═════ DOCUMENT SEGMENT

In addition, SG continues to be excluded as a covered procedure. However, under the new decision, local Medicare Administrative Contractors are allowed discretion to cover any bariatric surgery procedure, including those not included under the CMS decision. Medicare beneficiaries and their providers who believe SG is the most appropriate procedure for them may request coverage.
CMS’ decision only impacts Medicare beneficiaries; however, most data indicate that obese Medicaid beneficiaries underuse bariatric surgery. Livingston and Ko (2004) asserted that a larger proportion of Medicaid patients are obese and can benefit from bariatric surgery. In an analysis of Medicaid coverage of obesity treatment, Lee, Sheer, Lopez, & Rosenbaum (2010) discovered that all states, with the exception of five states, cover bariatric surgery with varying restrictions. These restrictions are similar to those established by CMS for Medicare patients in 2006. It seems that state Medicaid programs modeled their reimbursement policies off of the 2006 NCD. As CMS expands Medicare coverage of bariatric surgery, it will be interesting to observe the impact increased Medicare coverage may have on state Medicaid programs.
A need exists for continued evaluation of bariatric surgery outcomes in older adults. The BMI requirement of >35 kg/m2 may limit access to bariatric surgery for many older adults who have significant disease burden but do not meet this criterion (DeMaria et al., 2007; Yermilov, McGory, Shekelle, Ko, & Maggard, 2009). It is known that BMI may vary based on age, race, body composition, and gender. Therefore, BMI may be an inaccurate measure of true risk related to obesity. Novel criteria for determining eligibility may expand coverage to older individuals with significant disease burden who may benefit from bariatric surgery.

══════════
═════ DATA PROVIDED

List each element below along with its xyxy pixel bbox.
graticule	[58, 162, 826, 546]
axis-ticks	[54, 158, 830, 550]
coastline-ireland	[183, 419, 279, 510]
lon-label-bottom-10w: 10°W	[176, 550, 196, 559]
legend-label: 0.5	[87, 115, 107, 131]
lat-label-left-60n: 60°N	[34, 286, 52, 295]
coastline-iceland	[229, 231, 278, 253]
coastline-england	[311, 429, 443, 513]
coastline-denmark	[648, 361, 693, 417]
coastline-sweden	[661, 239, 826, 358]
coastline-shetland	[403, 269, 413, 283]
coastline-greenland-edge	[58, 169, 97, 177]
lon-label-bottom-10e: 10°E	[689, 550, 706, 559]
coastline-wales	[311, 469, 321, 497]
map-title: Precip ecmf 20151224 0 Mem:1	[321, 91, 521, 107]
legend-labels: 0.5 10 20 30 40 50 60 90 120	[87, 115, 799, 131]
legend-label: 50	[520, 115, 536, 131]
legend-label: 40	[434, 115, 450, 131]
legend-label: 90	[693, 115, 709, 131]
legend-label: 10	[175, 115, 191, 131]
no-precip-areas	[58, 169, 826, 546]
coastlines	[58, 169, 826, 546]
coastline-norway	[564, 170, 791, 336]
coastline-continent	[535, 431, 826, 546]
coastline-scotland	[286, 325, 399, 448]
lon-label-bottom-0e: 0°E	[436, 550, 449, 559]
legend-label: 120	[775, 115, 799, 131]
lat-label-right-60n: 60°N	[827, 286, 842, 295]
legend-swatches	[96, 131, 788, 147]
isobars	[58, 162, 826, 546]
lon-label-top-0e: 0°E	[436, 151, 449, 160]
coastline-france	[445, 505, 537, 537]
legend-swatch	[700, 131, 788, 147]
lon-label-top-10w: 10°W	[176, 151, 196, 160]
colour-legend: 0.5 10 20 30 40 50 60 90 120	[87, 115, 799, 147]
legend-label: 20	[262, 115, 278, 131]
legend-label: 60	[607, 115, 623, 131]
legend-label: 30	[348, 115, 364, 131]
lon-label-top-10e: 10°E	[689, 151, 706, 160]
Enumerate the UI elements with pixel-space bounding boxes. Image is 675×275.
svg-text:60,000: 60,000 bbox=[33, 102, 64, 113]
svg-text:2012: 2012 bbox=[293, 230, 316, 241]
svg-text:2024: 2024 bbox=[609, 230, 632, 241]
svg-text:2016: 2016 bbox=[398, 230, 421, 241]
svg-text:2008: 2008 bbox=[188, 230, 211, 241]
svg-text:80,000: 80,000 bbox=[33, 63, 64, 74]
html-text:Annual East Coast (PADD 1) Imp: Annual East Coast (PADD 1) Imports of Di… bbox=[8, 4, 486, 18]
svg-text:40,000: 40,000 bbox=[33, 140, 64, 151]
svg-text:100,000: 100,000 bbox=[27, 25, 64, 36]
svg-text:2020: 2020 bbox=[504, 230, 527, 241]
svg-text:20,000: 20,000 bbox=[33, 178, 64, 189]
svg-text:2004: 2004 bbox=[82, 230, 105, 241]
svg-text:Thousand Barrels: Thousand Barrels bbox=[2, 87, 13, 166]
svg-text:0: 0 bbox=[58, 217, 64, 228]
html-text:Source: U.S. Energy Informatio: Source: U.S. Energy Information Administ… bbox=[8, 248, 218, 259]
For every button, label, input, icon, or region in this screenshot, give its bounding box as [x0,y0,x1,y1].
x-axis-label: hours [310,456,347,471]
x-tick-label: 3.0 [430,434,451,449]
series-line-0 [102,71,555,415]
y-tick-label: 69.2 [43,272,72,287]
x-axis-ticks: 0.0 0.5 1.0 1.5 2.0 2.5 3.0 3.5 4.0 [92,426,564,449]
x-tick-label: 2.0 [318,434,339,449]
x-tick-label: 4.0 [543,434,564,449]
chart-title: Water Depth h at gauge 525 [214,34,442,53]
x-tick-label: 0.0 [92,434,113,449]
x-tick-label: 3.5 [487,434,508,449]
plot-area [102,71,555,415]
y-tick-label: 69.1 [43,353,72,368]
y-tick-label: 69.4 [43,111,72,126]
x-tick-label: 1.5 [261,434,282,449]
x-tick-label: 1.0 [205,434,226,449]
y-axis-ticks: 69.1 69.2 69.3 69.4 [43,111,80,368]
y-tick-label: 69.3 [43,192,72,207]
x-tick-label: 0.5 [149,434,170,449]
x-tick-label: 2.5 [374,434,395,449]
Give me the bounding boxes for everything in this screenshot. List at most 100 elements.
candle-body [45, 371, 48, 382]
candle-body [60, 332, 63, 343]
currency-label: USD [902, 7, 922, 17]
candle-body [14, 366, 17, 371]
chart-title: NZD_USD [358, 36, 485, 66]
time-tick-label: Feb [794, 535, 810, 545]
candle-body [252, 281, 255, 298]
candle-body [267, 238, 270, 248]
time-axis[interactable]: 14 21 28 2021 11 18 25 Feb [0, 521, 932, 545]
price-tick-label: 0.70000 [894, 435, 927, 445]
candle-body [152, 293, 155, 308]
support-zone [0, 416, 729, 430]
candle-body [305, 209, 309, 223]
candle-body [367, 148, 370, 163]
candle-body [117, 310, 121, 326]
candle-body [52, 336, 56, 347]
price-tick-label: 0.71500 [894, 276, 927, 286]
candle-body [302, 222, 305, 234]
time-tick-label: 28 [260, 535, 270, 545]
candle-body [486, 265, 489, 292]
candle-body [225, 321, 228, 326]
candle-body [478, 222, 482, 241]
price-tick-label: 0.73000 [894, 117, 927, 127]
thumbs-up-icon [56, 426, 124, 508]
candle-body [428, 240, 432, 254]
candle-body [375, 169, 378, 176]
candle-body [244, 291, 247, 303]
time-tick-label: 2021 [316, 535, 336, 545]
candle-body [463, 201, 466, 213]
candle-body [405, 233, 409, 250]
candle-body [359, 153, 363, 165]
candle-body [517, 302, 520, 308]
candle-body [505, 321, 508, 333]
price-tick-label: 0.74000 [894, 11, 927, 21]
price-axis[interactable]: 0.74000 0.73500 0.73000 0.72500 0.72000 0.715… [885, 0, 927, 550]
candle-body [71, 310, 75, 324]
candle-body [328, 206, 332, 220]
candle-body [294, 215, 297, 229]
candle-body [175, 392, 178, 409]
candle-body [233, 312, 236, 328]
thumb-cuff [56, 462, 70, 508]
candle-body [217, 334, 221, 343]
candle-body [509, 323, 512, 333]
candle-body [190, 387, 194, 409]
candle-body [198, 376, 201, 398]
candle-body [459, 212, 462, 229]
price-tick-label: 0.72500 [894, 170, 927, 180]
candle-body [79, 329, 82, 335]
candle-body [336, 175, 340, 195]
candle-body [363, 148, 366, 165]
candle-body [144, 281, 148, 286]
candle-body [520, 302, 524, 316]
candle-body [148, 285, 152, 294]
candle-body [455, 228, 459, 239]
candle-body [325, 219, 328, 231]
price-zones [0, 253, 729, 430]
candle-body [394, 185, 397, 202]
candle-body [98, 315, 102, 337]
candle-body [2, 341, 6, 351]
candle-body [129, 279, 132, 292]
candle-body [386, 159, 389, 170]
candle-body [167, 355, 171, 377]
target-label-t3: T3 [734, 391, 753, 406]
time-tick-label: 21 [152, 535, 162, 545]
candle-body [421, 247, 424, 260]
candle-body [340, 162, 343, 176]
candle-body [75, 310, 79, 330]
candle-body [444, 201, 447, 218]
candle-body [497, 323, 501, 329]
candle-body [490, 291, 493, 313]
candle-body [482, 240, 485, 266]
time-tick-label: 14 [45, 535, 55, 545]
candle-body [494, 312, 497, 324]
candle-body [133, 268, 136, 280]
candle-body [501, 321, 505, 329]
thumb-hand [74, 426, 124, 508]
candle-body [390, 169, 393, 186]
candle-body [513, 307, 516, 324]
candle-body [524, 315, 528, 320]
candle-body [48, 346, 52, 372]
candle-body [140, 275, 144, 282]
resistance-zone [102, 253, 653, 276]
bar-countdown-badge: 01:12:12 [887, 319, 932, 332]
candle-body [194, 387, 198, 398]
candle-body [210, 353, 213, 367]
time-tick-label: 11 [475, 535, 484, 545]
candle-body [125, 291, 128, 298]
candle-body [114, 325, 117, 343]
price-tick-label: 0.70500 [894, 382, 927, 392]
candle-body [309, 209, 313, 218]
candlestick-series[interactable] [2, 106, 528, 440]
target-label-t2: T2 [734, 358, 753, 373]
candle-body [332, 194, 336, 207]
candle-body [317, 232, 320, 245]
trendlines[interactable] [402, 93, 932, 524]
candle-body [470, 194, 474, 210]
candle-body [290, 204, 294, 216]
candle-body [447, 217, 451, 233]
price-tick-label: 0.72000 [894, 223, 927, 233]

══════════

- **WHAT THIS EXERCISE ASKS**
• A. Answer these questions using the bariatric surgery coverage passage.
(i) Under the new decision, who is allowed discretion to cover any bariatric surgery procedure?
(ii) According to the analysis by Lee, Sheer, Lopez, & Rosenbaum (2010), how many states do not cover bariatric surgery?
(iii) What BMI requirement may limit access to bariatric surgery for many older adults?
• B. Write the next paragraph of the bariatric surgery coverage passage, beginning after its last sentence.
The listing comes from a separate source and has no connection to the bariatric surgery coverage passage.

- **RESPONSES PER TASK**
• A.
(i) Local Medicare Administrative Contractors
(ii) Five states
(iii) A BMI of >35 kg/m2

• B.
In addition, Courcoulas et al. (2013) identified the need for studies that evaluate the long-term outcomes of bariatric surgery, as most studies follow patients for 2 years or less. Of the 23 studies included in the current literature review, only 16 (70%) followed patient outcomes for at least 1 year (Alhamdani et al., 2012; Busetto, 2008; Clough et al., 2010; Dunkle-Blatter, 2007; Hallowell et al., 2007; Leivonen et al., 2011; Nelson et al., 2006; O’Keefe et al., 2010; Quebbemann et al., 2005; Ramirez et al., 2012; Sosa et al., 2004; St Peter et al., 2005; Sugerman et al., 2004; Taylor & Layani, 2006; Trieu et al., 2007; Wittgrove & Martinez, 2009). In addition, a need exists for increased reporting of race/ethnicity, gender, and socioeconomic status to comprehend how these factors influence outcomes following bariatric surgery in older adults. Approximately one half of the studies in the literature review did not report on any of these demographic characteristics (Clough et al., 2011; Dunkle-Blatter et al., 2007; Hallowell et al., 2007; Hazzan et al., 2006; Nelson et al., 2006; O’Keefe et al., 2010; Quebbemann et al., 2005; St Peter et al., 2005; Taylor & Layani, 2006; Trieu et al., 2007; Willkomm et al., 2010).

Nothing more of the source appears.